## Dataset
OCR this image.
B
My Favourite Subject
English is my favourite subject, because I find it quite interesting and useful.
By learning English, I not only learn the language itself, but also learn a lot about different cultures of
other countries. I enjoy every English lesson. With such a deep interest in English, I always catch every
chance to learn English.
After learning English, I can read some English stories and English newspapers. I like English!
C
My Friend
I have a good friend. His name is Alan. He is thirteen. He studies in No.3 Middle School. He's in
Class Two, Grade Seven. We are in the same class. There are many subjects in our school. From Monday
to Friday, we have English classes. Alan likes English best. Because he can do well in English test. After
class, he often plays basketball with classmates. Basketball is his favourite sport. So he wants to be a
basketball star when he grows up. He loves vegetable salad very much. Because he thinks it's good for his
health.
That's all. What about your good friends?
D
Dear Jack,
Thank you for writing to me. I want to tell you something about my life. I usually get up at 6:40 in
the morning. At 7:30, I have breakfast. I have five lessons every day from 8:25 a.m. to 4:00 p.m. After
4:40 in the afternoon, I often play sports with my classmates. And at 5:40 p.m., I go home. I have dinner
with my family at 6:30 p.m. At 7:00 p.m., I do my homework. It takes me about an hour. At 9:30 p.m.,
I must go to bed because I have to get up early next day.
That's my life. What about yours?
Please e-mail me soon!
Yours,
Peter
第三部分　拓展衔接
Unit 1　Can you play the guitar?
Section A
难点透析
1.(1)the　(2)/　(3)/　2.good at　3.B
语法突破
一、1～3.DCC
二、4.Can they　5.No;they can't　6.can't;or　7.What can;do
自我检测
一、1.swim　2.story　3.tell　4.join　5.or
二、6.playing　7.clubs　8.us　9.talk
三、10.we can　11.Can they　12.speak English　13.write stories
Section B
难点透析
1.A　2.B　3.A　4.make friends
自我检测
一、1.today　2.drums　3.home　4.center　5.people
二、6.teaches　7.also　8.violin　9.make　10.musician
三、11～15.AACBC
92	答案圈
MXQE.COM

--

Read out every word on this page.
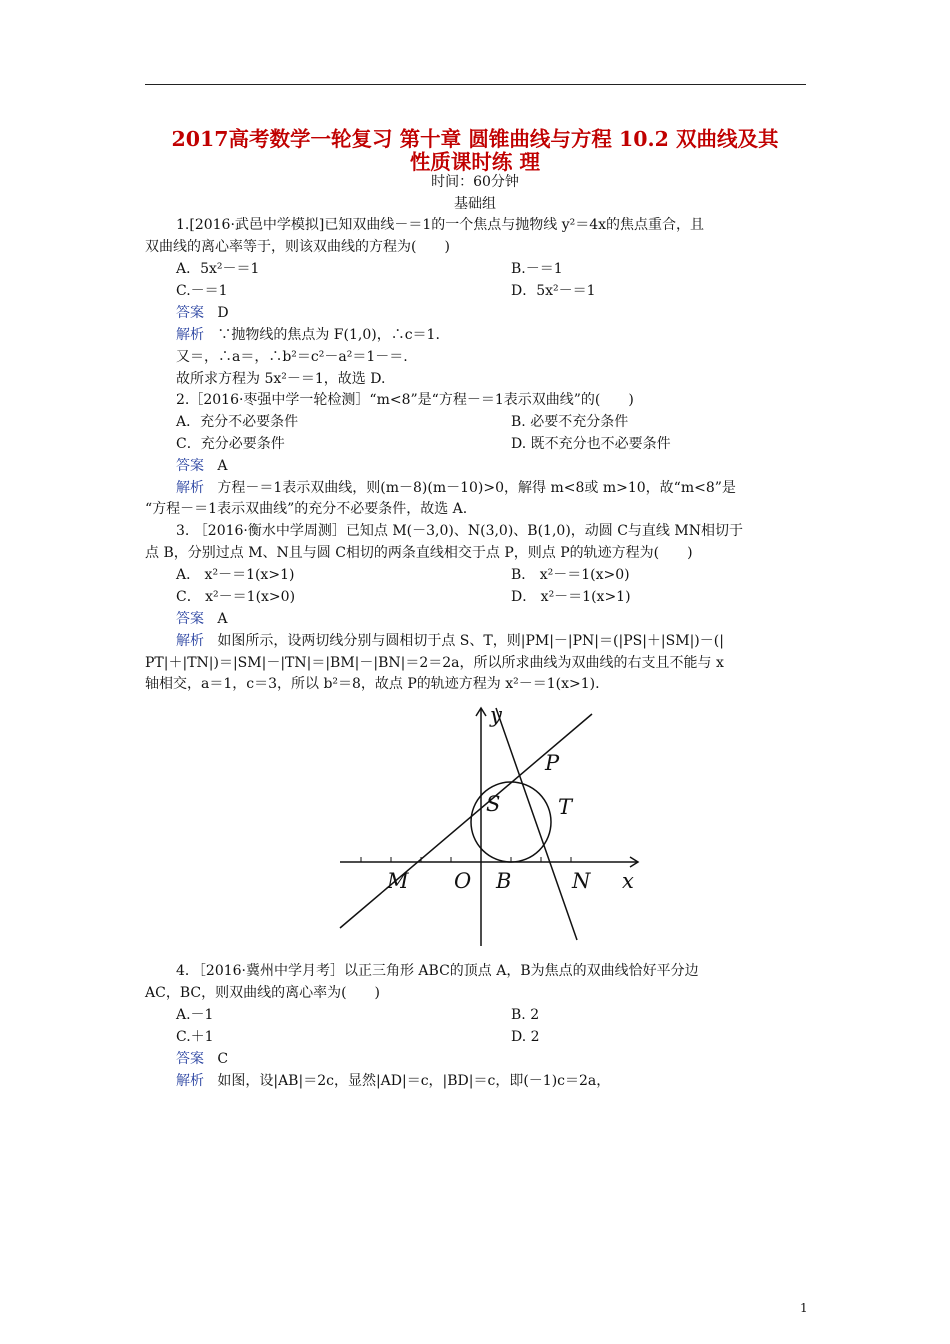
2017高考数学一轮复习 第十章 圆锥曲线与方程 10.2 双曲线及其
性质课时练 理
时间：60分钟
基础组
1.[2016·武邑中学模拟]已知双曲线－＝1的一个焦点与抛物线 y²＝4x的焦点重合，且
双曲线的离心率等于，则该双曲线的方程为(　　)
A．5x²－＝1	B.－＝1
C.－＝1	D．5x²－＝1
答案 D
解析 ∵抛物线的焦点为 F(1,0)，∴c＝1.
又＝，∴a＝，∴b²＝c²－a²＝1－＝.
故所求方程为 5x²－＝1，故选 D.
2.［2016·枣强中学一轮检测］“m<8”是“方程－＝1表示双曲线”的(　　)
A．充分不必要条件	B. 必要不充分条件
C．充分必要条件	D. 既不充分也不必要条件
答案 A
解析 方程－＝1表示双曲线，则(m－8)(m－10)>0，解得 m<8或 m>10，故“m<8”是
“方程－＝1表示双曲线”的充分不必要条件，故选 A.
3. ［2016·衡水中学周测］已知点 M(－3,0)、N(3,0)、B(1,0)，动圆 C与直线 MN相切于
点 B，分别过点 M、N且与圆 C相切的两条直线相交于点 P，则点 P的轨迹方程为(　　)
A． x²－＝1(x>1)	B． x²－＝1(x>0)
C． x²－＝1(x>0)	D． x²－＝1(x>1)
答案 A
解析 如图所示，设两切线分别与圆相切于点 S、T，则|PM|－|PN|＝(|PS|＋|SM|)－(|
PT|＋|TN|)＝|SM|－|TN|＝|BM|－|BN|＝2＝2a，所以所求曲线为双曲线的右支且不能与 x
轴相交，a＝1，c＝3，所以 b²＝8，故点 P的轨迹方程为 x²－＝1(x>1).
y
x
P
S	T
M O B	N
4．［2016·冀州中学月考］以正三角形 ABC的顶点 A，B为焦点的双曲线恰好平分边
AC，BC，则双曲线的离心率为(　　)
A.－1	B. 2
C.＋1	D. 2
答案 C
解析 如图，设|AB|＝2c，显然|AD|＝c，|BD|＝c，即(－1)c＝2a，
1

==

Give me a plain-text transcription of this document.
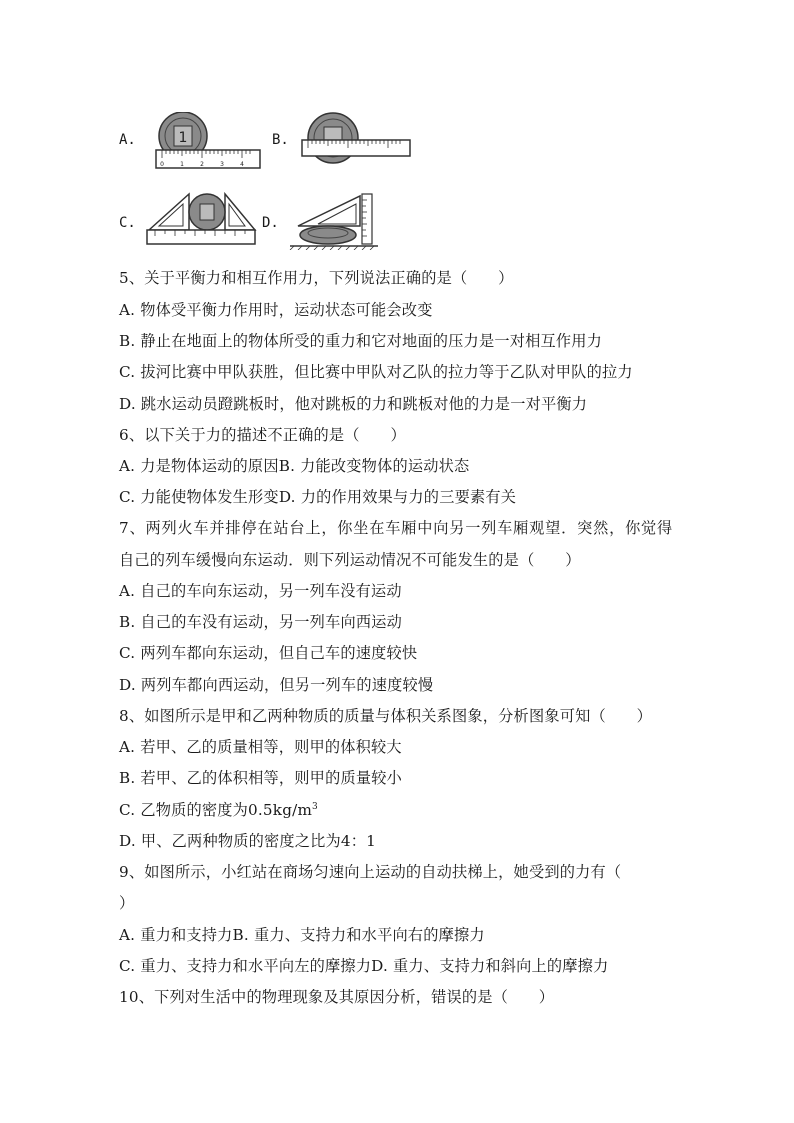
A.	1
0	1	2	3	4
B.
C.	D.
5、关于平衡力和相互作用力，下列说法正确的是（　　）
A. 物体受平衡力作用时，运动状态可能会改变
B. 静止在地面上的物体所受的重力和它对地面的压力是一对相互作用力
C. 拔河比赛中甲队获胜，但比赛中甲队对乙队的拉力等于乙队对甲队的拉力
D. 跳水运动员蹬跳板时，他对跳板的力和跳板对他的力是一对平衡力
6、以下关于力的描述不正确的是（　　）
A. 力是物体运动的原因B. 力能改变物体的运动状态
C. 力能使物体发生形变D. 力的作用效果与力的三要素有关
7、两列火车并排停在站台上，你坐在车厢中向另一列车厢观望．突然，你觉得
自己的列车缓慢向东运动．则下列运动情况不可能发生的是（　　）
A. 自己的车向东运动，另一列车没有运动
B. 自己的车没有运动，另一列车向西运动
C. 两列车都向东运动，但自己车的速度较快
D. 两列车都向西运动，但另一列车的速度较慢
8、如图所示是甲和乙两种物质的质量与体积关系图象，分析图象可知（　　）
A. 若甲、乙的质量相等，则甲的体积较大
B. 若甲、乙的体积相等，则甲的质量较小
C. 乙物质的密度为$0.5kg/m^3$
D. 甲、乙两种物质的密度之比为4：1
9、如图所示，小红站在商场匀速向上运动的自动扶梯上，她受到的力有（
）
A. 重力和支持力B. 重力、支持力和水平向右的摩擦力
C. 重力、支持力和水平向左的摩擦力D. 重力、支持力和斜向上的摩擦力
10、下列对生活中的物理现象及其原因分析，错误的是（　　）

## Exercise details
Look through the entries above and count each line holding "P的轨迹方程为"; report the count alone.

## Solution for this exercise
2